==== MATERIAL FOR THIS TASK ====
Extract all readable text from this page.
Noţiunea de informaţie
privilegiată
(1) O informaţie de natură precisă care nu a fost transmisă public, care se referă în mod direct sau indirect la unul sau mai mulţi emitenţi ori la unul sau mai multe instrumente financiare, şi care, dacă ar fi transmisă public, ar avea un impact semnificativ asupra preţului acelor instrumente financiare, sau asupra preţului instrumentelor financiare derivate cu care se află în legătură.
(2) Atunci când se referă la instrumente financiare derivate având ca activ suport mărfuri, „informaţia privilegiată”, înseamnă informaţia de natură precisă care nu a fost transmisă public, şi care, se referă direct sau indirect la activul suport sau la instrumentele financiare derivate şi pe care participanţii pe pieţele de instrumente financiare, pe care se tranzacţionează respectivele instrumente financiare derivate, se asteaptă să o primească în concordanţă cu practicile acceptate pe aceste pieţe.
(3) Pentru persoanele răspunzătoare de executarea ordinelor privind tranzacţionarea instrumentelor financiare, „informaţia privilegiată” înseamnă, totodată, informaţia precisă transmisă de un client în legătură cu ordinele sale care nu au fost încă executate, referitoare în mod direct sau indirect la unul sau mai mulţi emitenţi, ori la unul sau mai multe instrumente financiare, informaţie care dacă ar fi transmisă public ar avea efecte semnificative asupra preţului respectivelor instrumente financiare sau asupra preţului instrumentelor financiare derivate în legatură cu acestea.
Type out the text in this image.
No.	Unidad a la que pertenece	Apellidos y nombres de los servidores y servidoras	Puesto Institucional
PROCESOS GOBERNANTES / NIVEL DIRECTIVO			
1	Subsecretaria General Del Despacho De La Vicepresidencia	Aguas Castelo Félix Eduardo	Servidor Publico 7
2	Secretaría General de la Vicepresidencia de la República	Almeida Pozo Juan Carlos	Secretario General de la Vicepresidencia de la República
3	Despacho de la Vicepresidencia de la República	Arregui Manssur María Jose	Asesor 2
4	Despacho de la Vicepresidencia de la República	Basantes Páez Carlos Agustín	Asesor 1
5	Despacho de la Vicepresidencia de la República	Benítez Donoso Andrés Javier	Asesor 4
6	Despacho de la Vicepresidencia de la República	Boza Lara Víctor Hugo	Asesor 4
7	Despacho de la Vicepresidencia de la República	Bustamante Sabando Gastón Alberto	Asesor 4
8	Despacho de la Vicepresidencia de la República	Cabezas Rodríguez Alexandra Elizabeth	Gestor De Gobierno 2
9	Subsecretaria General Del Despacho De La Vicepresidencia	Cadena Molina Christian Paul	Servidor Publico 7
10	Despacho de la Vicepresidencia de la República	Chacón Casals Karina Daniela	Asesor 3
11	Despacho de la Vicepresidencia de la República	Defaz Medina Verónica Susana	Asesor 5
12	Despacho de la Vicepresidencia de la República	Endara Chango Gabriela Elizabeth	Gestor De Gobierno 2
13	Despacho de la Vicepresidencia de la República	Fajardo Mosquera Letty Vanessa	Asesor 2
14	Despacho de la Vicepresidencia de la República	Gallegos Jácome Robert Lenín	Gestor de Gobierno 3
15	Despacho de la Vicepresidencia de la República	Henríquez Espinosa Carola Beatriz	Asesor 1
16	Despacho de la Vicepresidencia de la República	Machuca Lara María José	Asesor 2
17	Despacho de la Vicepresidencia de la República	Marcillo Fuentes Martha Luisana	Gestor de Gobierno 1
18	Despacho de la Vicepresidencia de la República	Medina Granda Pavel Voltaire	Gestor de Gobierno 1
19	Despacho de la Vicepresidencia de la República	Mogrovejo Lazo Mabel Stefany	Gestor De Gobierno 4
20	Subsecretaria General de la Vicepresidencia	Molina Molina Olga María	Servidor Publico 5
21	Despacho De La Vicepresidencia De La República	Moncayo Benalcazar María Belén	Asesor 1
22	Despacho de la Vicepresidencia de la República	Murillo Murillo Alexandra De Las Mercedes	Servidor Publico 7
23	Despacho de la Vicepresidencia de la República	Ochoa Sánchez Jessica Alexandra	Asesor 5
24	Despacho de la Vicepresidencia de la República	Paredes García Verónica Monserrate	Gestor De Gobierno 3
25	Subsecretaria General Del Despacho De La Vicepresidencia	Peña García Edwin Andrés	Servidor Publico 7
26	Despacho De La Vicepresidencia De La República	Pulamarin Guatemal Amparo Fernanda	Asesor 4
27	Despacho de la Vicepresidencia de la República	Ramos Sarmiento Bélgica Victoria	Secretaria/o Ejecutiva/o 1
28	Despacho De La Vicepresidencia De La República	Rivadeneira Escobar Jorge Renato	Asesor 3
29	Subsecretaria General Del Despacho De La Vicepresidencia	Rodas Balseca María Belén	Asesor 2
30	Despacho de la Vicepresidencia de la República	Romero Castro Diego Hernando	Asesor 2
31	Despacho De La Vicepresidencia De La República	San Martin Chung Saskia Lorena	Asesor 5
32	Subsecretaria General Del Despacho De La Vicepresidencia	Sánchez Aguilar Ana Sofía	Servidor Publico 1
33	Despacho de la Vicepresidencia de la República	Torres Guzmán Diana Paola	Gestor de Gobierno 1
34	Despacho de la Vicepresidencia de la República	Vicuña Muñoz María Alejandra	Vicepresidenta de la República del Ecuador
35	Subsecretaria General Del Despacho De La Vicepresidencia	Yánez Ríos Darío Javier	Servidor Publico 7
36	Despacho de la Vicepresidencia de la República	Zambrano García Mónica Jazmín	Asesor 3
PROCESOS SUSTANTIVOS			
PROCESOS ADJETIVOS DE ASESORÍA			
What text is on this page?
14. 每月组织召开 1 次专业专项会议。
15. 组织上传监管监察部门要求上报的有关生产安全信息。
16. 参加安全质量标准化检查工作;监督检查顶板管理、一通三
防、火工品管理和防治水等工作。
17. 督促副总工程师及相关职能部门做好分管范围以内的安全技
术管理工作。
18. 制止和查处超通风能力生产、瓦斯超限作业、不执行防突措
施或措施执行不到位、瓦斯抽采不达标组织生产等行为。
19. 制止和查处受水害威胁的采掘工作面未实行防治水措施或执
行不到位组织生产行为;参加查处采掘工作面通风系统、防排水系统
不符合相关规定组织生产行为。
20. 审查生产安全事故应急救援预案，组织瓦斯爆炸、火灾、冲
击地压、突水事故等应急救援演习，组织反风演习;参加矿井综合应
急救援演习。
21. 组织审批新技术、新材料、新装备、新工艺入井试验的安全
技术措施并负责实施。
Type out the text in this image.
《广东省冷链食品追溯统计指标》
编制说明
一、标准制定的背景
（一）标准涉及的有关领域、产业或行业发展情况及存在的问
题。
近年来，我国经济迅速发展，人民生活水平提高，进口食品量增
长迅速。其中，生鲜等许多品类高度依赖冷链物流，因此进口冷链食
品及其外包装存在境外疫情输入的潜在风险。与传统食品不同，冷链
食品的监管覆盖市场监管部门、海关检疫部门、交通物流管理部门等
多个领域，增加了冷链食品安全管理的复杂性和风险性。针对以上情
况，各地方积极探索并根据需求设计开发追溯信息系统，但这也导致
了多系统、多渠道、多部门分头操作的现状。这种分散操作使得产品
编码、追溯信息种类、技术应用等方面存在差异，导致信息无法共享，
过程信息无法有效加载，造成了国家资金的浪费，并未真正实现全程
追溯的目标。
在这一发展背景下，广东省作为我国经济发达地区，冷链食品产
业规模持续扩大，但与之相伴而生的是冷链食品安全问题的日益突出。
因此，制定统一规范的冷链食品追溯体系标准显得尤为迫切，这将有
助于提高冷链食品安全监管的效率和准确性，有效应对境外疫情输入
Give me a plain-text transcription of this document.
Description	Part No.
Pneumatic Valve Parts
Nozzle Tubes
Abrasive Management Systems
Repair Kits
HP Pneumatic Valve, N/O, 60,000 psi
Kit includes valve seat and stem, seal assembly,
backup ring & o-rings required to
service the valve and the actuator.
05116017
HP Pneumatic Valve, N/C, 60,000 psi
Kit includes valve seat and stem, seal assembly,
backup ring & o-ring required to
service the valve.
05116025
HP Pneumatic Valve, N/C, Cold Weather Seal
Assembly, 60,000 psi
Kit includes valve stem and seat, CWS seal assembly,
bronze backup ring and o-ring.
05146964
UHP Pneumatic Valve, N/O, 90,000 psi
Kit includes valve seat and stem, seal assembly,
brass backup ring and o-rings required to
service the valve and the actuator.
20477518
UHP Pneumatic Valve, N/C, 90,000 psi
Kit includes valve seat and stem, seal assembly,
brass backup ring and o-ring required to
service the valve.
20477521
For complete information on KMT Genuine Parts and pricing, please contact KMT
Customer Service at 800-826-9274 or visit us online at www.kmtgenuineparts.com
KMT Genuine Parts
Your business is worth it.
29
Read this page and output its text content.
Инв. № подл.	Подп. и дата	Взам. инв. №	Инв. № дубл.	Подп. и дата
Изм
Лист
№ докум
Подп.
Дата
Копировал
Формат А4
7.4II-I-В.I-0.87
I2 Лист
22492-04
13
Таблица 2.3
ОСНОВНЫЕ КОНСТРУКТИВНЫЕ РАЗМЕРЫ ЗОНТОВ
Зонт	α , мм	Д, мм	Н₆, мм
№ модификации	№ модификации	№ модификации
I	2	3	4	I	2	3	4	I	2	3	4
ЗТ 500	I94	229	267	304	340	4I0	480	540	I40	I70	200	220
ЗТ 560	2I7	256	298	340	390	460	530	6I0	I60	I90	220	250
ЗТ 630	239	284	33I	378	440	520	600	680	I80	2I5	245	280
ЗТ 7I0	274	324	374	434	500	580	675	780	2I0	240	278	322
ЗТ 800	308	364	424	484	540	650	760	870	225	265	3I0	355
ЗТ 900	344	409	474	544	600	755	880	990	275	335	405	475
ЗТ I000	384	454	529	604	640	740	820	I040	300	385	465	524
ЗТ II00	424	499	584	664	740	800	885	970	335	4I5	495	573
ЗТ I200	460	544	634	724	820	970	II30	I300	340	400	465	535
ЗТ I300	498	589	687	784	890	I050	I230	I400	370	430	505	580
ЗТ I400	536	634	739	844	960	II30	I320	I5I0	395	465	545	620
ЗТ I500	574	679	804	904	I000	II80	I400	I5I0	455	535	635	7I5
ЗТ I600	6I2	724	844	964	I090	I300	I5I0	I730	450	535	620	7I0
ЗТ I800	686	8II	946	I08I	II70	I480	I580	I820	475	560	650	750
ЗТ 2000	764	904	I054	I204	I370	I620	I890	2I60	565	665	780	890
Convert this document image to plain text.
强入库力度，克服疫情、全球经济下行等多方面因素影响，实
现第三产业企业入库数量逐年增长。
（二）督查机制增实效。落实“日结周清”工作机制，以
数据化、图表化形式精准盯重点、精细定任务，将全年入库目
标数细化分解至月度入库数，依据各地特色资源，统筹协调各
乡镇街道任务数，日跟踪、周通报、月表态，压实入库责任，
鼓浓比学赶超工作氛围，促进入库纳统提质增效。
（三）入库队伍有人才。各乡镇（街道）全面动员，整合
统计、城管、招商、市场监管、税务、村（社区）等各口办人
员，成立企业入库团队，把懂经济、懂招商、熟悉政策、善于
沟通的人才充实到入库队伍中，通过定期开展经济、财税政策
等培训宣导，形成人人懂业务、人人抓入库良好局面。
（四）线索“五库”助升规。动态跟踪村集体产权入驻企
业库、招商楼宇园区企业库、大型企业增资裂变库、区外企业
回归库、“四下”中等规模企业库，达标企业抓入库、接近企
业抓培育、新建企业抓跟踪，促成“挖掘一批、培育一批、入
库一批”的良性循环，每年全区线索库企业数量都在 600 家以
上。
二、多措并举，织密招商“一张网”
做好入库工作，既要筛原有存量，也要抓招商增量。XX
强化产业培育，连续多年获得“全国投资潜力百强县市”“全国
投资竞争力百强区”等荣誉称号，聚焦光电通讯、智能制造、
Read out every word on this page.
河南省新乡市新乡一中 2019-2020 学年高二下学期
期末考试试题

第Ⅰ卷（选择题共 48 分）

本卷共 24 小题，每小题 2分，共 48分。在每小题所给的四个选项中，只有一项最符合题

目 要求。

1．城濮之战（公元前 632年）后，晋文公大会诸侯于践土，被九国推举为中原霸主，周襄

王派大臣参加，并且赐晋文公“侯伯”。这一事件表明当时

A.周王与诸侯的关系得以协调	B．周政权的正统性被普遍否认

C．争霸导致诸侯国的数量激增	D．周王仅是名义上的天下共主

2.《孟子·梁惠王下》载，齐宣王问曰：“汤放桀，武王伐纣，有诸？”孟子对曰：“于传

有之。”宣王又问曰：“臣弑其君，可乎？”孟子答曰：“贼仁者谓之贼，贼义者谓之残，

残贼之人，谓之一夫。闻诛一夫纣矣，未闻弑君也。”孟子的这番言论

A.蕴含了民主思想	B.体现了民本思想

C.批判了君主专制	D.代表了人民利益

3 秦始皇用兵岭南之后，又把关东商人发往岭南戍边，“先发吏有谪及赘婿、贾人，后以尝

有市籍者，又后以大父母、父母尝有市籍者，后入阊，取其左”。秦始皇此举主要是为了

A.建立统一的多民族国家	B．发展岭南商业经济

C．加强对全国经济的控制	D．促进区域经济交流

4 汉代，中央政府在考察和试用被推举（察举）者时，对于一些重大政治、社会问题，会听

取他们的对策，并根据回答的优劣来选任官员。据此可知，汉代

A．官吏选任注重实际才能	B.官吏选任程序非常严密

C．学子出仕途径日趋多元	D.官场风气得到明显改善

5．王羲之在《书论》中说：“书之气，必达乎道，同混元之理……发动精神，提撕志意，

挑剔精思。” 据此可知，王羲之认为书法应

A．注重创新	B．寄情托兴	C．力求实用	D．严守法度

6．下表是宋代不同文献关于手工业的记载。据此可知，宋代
====
» **WRITTEN REQUEST**:
Each line of the material above either contains the word "据此可知" or does not; state how many do, and nothing else.

» **WRITTEN SOLUTION**:
3